** EXERCISE PASSAGE follows **

Some facts about health service in Cuba
I NOTE, with amusement and dismay, that a group of Assembly members will soon be going to Cuba on a "factfinding mission" to observe the country's healthcare system (News, September 21).
It is my hunch that these people are focused more on beaches and Mohitos than the (frankly appalling) health provision in Cuba.
I was on the island five years ago when I suffered an episode of gout and was referred to the general hospital in Santiago.
I could hardly believe the scene of squalour and lack of basic facilities. The building itself was in an appalling state of repair. There were no lifts. Patients were being stretchered up and down stairs.
I was told that friends and families of patients had to provide food, clothes and bedclothes. There was only one oxygen cylinder for the 20-patient ward and its drugs cabinet was almost empty.
Fortunately, I received a quick diagnosis from an obviously competent doctor, which brings me to the nub of the matter.
Medical training appears to be excellent. Doctors earn little more than street-sweepers, yet they soldier on. There is severe restriction on them working abroad and those who do usually have to leave their families behind. The MLAs seem to be heading off on a "jolly" on the basis of a spurious rumour that Cuba has a fine health service. I wonder who has authorised all this?
Maybe they authorised the trip themselves. Which is, of course, at our expense.

** End of EXERCISE PASSAGE **
** DATA LISTING follows **

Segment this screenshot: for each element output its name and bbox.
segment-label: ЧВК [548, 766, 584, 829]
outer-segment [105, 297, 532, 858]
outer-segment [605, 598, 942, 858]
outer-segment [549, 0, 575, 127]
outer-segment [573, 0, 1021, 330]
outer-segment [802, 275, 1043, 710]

** End of DATA LISTING **

WORK REQUIRED — In the letter about health service in Cuba, how many oxygen cylinders did the 20-patient ward have?

RESULT OF THE EXERCISE — Only one oxygen cylinder.